=== Objective ===
Check every line below for the word "Inspeccionar" and copy the ones that have it.

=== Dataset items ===

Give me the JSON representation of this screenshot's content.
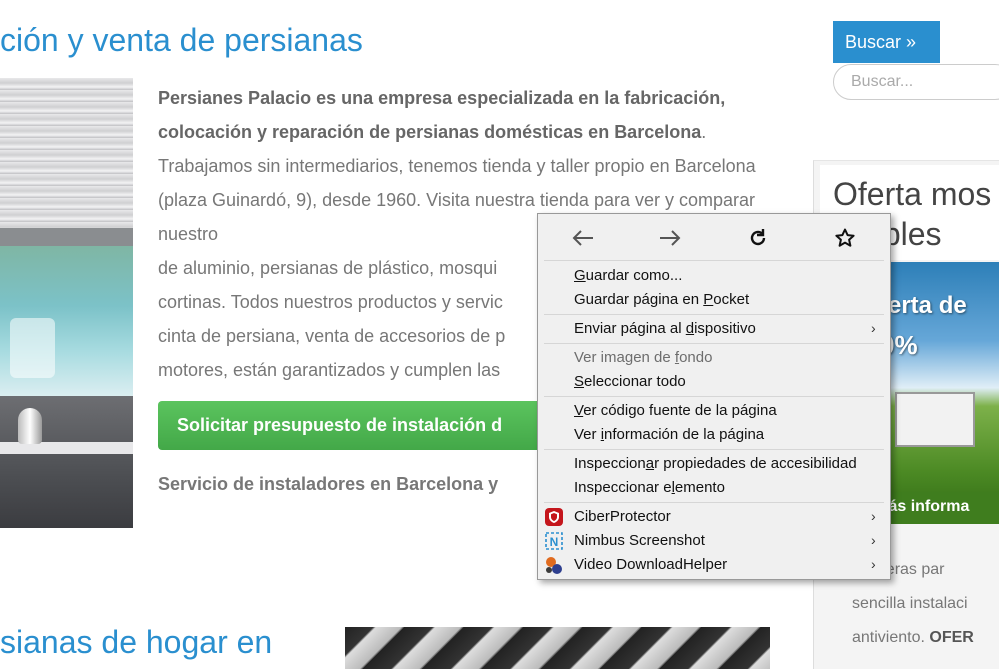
{
  "page": {
    "title": "ción y venta de persianas",
    "intro_bold": "Persianes Palacio es una empresa especializada en la fabricación, colocación y reparación de persianas domésticas en Barcelona",
    "intro_rest": ". Trabajamos sin intermediarios, tenemos tienda y taller propio en Barcelona (plaza Guinardó, 9), desde 1960. Visita nuestra tienda para ver y comparar nuestro",
    "intro_lines_visible": [
      "de aluminio, persianas de plástico, mosqui",
      "cortinas. Todos nuestros productos y servic",
      "cinta de persiana, venta de accesorios de p",
      "motores, están garantizados y cumplen las"
    ],
    "cta_label": "Solicitar presupuesto de instalación d",
    "installers_text": "Servicio de instaladores en Barcelona y",
    "section_title": "sianas de hogar en"
  },
  "sidebar": {
    "search_button_label": "Buscar »",
    "search_placeholder": "Buscar...",
    "offer_title_line1": "Oferta mos",
    "offer_title_line2": "ollables",
    "banner_line1": "ferta de",
    "banner_line2": "0%",
    "banner_more": "lás informa",
    "text_line1": "squiteras par",
    "text_line2": "sencilla instalaci",
    "text_line3_plain": "antiviento. ",
    "text_line3_bold": "OFER"
  },
  "context_menu": {
    "nav": {
      "back_icon": "arrow-left-icon",
      "forward_icon": "arrow-right-icon",
      "reload_icon": "reload-icon",
      "bookmark_icon": "star-icon"
    },
    "items": [
      {
        "label": "Guardar como...",
        "disabled": false,
        "submenu": false
      },
      {
        "label": "Guardar página en Pocket",
        "disabled": false,
        "submenu": false
      },
      {
        "label": "Enviar página al dispositivo",
        "disabled": false,
        "submenu": true
      },
      {
        "label": "Ver imagen de fondo",
        "disabled": true,
        "submenu": false
      },
      {
        "label": "Seleccionar todo",
        "disabled": false,
        "submenu": false
      },
      {
        "label": "Ver código fuente de la página",
        "disabled": false,
        "submenu": false
      },
      {
        "label": "Ver información de la página",
        "disabled": false,
        "submenu": false
      },
      {
        "label": "Inspeccionar propiedades de accesibilidad",
        "disabled": false,
        "submenu": false
      },
      {
        "label": "Inspeccionar elemento",
        "disabled": false,
        "submenu": false
      },
      {
        "label": "CiberProtector",
        "disabled": false,
        "submenu": true,
        "icon": "shield-icon"
      },
      {
        "label": "Nimbus Screenshot",
        "disabled": false,
        "submenu": true,
        "icon": "nimbus-icon"
      },
      {
        "label": "Video DownloadHelper",
        "disabled": false,
        "submenu": true,
        "icon": "molecule-icon"
      }
    ],
    "submenu_glyph": "›"
  },
  "colors": {
    "link_blue": "#2a8fcf",
    "cta_green": "#4cb450",
    "highlight_yellow": "#ffff27",
    "menu_bg": "#f0f0f0"
  }
}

=== Output for this exercise ===
        "label": "Inspeccionar propiedades de accesibilidad",
        "label": "Inspeccionar elemento",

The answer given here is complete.